* _Required task_
What is the number of lines holding the word "Lista"? Give that number alone.

(Collection entries)
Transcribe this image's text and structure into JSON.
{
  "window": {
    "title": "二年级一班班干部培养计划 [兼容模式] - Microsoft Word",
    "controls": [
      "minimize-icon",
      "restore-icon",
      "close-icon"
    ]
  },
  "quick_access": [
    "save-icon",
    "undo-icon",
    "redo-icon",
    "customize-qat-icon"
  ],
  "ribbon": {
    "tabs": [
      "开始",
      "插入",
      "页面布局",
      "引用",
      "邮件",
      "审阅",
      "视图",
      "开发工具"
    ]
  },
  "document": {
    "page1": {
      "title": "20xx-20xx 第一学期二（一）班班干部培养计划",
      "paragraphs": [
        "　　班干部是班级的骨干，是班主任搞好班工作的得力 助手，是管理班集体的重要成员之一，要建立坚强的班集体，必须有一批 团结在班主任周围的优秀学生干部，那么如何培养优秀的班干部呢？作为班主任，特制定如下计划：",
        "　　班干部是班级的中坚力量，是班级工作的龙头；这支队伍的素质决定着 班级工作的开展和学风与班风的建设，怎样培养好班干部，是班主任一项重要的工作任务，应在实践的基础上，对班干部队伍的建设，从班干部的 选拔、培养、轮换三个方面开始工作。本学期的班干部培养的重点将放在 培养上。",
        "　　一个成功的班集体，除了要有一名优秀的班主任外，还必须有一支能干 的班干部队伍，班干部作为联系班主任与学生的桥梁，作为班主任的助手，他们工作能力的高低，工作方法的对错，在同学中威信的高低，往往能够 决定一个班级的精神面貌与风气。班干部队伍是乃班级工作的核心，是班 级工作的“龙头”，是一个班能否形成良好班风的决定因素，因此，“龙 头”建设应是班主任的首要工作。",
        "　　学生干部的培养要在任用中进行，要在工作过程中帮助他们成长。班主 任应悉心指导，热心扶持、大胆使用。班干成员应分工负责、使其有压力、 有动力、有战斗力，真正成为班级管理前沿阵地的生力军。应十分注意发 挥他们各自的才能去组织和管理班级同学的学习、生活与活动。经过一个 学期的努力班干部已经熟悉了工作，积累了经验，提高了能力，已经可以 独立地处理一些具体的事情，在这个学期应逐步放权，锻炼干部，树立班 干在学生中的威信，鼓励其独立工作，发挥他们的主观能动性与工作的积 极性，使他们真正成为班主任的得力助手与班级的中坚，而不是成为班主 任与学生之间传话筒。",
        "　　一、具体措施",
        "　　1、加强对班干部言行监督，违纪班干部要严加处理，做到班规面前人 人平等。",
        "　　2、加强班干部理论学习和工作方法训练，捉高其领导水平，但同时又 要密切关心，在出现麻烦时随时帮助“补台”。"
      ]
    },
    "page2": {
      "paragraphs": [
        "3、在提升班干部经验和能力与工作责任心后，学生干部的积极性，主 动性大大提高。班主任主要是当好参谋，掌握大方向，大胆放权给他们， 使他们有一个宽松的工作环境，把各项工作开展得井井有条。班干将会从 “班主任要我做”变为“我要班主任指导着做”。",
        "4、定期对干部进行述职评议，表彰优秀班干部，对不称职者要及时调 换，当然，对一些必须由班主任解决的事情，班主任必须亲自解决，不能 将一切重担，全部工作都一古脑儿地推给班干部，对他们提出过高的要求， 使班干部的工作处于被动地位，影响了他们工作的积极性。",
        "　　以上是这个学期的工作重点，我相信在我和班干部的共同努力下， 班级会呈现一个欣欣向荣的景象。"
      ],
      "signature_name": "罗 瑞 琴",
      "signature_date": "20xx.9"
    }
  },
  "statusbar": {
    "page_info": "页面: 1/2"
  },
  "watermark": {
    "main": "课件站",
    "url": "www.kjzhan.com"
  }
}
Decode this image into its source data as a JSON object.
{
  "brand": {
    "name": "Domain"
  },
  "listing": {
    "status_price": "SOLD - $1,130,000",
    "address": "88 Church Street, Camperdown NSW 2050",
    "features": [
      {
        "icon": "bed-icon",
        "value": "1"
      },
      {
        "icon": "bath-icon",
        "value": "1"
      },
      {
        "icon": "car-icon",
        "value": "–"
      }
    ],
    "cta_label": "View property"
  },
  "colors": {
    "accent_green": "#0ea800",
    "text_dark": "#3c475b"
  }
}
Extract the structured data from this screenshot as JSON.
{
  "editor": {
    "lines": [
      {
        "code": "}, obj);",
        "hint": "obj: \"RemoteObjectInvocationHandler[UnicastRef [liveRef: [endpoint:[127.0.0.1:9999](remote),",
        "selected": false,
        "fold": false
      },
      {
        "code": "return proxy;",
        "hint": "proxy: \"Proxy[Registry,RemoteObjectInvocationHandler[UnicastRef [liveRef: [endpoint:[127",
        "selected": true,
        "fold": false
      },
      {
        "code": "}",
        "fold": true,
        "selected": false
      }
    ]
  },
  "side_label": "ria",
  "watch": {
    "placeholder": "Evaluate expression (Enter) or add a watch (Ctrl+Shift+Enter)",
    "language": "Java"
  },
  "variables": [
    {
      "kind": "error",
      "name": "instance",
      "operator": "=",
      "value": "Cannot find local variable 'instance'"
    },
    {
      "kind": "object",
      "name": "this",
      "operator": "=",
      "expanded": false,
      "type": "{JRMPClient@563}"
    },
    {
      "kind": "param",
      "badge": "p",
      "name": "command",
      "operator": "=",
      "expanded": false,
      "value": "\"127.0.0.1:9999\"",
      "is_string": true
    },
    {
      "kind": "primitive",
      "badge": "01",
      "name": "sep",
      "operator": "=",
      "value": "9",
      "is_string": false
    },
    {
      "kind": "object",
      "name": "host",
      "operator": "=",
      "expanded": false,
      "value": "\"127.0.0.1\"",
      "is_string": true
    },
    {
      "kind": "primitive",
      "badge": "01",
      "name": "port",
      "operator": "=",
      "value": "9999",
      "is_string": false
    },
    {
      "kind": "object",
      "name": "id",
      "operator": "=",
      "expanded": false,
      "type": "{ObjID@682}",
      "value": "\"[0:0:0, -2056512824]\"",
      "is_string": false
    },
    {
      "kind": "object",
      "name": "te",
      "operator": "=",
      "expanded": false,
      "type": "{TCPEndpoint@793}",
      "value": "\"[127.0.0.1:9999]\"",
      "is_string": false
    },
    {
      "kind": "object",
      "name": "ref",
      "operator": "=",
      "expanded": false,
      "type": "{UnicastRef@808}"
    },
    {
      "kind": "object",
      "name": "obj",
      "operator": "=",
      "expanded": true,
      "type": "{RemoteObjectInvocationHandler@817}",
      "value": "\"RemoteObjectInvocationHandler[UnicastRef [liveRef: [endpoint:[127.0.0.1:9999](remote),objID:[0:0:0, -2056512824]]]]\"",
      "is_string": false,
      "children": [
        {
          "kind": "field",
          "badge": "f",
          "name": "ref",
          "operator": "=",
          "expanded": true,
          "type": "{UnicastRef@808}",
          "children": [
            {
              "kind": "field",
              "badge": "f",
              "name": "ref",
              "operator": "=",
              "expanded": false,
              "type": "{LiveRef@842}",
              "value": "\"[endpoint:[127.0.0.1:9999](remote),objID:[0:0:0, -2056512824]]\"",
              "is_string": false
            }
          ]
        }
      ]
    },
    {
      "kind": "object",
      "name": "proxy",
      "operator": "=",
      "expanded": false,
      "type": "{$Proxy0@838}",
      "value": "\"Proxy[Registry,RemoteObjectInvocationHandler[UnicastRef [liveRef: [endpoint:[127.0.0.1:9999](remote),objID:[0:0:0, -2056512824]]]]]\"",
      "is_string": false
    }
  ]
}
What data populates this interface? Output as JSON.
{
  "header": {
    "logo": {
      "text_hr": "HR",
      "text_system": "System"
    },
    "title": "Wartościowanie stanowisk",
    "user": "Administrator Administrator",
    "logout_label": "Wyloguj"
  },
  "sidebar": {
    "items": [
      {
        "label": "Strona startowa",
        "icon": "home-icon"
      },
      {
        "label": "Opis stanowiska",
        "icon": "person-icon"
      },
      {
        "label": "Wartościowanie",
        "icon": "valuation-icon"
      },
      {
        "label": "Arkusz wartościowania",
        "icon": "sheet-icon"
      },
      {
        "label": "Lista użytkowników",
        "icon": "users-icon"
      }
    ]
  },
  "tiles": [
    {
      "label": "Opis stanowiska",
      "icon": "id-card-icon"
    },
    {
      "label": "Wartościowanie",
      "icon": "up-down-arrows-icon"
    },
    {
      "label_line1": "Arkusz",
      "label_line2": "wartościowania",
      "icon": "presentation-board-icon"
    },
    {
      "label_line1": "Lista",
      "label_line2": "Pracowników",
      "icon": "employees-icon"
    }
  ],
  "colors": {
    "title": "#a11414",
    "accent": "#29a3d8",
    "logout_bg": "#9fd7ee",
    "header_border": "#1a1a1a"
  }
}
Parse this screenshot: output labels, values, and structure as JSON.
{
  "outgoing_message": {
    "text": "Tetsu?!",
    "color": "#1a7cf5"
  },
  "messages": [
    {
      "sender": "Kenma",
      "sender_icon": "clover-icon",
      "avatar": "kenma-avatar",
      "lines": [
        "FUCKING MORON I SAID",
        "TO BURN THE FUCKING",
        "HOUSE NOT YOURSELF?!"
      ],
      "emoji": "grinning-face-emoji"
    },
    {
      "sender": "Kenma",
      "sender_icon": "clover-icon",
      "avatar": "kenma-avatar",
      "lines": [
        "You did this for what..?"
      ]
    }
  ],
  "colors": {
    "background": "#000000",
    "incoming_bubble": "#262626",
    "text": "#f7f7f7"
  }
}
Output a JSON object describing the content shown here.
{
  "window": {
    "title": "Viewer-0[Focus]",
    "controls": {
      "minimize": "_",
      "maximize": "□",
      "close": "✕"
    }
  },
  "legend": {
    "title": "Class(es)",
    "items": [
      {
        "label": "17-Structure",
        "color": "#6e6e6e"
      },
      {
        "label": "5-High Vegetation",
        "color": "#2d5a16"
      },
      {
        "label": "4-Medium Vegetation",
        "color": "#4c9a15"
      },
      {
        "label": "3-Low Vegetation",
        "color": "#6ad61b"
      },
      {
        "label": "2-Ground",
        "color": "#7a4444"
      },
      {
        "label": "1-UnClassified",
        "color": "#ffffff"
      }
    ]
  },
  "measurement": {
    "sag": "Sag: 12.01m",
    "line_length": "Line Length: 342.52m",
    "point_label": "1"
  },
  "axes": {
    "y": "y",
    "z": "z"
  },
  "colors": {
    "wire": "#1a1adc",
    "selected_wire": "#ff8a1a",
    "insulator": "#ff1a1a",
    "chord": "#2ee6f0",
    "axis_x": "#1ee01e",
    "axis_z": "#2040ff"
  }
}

* _Full output_
2